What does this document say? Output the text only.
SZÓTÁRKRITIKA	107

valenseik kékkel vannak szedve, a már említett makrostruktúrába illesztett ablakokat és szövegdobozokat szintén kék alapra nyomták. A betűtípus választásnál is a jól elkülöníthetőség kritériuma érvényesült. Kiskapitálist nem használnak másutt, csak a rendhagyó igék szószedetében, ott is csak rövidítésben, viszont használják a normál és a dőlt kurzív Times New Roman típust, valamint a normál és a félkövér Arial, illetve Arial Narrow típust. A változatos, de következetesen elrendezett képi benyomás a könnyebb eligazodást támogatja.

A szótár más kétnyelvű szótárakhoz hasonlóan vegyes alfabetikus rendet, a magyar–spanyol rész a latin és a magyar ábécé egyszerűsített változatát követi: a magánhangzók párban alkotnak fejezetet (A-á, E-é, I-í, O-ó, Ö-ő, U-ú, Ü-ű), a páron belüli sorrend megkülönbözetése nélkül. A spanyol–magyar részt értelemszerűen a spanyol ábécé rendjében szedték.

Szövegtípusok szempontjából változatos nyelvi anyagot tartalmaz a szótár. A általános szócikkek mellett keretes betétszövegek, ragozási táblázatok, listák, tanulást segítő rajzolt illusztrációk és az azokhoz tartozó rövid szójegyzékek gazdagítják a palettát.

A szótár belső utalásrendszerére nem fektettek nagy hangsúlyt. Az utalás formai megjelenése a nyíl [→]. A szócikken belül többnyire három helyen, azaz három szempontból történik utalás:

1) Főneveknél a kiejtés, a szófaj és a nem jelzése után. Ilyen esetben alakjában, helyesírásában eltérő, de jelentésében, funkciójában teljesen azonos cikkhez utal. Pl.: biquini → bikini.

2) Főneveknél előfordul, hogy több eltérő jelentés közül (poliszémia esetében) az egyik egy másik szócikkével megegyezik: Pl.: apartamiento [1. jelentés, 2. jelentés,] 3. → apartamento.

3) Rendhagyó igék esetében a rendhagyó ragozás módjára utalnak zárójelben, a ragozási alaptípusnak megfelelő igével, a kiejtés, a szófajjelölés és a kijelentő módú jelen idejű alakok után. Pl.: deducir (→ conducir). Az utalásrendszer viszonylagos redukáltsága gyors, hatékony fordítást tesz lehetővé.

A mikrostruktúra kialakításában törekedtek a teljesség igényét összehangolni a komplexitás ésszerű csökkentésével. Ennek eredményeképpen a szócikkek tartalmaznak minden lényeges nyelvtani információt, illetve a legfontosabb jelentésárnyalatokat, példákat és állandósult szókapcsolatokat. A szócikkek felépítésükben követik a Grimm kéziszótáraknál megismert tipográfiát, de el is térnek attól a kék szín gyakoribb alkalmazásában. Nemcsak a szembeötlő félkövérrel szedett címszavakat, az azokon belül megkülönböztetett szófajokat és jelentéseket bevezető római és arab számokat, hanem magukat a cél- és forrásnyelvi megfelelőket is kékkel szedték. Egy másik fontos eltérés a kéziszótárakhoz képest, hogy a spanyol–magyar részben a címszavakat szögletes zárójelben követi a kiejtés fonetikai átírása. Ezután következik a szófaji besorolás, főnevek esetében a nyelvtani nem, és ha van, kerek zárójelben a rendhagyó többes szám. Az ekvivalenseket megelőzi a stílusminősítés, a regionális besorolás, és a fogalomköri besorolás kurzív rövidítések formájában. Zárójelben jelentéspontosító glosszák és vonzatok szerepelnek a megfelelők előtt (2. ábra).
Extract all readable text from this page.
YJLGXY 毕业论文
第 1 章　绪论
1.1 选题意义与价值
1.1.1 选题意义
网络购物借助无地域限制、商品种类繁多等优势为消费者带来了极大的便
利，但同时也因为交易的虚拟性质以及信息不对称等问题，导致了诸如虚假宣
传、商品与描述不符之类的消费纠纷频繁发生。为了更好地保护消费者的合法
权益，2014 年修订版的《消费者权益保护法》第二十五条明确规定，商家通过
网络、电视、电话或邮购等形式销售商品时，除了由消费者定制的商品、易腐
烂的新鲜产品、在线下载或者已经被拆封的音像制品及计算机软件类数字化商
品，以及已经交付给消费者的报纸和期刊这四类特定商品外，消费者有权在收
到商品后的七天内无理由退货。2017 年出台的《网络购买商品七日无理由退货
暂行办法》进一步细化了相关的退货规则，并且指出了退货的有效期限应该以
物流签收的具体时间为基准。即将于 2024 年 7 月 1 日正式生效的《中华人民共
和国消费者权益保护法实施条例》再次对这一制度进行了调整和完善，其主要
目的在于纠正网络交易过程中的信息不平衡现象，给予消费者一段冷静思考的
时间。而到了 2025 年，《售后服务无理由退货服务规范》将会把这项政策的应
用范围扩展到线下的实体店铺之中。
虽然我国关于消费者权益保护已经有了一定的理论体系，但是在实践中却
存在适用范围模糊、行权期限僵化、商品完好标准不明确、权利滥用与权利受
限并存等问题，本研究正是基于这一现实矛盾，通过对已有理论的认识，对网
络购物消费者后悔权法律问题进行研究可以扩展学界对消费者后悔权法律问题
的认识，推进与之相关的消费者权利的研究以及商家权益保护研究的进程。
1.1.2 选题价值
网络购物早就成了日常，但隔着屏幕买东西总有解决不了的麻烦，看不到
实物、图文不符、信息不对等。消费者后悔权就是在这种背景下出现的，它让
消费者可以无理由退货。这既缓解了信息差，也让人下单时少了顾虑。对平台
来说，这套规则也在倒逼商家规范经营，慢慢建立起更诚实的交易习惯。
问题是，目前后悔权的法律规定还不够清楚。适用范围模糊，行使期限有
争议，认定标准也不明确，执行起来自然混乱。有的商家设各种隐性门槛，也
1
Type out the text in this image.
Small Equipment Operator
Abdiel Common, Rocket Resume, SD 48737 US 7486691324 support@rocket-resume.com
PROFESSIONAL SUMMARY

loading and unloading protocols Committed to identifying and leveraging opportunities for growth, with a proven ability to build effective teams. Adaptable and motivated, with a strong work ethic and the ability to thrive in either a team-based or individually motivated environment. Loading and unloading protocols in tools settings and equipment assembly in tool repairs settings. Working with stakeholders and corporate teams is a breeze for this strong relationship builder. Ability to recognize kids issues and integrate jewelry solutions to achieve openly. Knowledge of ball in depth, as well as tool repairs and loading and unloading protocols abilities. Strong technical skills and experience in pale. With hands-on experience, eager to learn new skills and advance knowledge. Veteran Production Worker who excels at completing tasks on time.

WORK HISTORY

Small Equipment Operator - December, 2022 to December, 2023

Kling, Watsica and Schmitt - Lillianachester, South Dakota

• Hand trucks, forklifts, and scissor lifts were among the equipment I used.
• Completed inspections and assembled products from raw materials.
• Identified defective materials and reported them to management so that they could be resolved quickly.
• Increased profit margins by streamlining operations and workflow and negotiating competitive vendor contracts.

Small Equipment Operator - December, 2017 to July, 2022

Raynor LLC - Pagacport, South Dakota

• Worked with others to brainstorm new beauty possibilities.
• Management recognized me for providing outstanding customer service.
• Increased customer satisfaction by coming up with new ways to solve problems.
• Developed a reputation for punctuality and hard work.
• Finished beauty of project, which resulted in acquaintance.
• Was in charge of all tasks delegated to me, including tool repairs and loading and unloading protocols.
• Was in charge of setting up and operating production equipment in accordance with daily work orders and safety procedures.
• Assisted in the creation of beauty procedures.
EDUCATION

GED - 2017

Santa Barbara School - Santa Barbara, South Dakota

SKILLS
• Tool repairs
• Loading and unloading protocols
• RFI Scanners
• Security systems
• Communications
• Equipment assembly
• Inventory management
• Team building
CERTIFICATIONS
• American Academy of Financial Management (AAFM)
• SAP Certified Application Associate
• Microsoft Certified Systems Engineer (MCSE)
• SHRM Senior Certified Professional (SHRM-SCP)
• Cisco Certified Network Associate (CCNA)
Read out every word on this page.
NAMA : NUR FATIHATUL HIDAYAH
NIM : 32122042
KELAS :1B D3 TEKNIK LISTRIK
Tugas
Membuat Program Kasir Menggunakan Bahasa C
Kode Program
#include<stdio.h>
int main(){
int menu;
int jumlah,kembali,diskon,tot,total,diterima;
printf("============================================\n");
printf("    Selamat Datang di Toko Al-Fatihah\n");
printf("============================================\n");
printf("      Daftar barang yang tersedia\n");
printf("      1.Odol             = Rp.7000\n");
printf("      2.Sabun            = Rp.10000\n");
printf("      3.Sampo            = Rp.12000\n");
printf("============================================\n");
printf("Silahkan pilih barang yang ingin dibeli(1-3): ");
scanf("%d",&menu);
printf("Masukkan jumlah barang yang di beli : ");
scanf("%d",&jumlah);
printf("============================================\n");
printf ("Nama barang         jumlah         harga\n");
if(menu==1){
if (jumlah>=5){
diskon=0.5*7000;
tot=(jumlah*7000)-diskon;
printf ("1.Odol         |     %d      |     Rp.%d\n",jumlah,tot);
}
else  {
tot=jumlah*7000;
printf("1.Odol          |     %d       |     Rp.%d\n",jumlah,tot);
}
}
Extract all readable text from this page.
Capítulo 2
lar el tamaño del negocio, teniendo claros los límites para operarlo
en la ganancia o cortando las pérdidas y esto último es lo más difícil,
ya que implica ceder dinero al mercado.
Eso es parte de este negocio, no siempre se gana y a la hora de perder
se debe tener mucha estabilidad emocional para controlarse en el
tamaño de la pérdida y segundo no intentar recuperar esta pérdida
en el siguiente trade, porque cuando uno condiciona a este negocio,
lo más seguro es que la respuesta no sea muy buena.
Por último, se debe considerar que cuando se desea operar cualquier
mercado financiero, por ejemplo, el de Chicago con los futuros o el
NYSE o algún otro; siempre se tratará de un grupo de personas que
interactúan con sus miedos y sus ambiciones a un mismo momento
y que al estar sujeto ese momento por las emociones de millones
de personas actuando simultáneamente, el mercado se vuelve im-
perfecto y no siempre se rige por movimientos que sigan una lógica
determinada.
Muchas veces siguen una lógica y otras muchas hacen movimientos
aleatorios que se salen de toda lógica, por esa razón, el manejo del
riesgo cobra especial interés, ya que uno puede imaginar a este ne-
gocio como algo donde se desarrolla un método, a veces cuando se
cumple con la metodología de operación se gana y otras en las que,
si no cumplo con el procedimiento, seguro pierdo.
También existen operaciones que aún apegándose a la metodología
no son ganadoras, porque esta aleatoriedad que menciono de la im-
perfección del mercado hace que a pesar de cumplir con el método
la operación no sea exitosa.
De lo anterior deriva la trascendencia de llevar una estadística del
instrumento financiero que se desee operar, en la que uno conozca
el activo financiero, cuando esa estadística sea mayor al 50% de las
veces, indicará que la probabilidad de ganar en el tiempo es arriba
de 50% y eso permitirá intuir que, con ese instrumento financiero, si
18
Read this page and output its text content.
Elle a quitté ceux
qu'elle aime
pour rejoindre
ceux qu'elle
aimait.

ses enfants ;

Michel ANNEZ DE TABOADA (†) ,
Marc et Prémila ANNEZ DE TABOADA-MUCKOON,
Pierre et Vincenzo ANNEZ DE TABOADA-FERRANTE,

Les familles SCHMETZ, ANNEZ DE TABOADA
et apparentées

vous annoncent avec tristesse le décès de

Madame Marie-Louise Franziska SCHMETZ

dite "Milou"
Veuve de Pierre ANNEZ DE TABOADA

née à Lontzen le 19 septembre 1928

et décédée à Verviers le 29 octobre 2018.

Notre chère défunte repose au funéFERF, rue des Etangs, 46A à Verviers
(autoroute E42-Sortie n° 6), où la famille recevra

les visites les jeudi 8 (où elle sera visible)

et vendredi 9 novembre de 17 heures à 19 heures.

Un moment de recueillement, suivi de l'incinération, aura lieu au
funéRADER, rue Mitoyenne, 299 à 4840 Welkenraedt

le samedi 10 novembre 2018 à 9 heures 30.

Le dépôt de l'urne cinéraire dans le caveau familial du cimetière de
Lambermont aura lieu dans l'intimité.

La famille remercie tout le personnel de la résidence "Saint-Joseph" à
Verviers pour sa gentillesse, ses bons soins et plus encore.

▶ **Problem to solve**: Quote the lines of the listing above that run from the line with "Read this page and output its text content." through its last line, both included, and nothing else.

▶ **Full answer**:
Read this page and output its text content.
Elle a quitté ceux
qu'elle aime
pour rejoindre
ceux qu'elle
aimait.

ses enfants ;

Michel ANNEZ DE TABOADA (†) ,
Marc et Prémila ANNEZ DE TABOADA-MUCKOON,
Pierre et Vincenzo ANNEZ DE TABOADA-FERRANTE,

Les familles SCHMETZ, ANNEZ DE TABOADA
et apparentées

vous annoncent avec tristesse le décès de

Madame Marie-Louise Franziska SCHMETZ

dite "Milou"
Veuve de Pierre ANNEZ DE TABOADA

née à Lontzen le 19 septembre 1928

et décédée à Verviers le 29 octobre 2018.

Notre chère défunte repose au funéFERF, rue des Etangs, 46A à Verviers
(autoroute E42-Sortie n° 6), où la famille recevra

les visites les jeudi 8 (où elle sera visible)

et vendredi 9 novembre de 17 heures à 19 heures.

Un moment de recueillement, suivi de l'incinération, aura lieu au
funéRADER, rue Mitoyenne, 299 à 4840 Welkenraedt

le samedi 10 novembre 2018 à 9 heures 30.

Le dépôt de l'urne cinéraire dans le caveau familial du cimetière de
Lambermont aura lieu dans l'intimité.

La famille remercie tout le personnel de la résidence "Saint-Joseph" à
Verviers pour sa gentillesse, ses bons soins et plus encore.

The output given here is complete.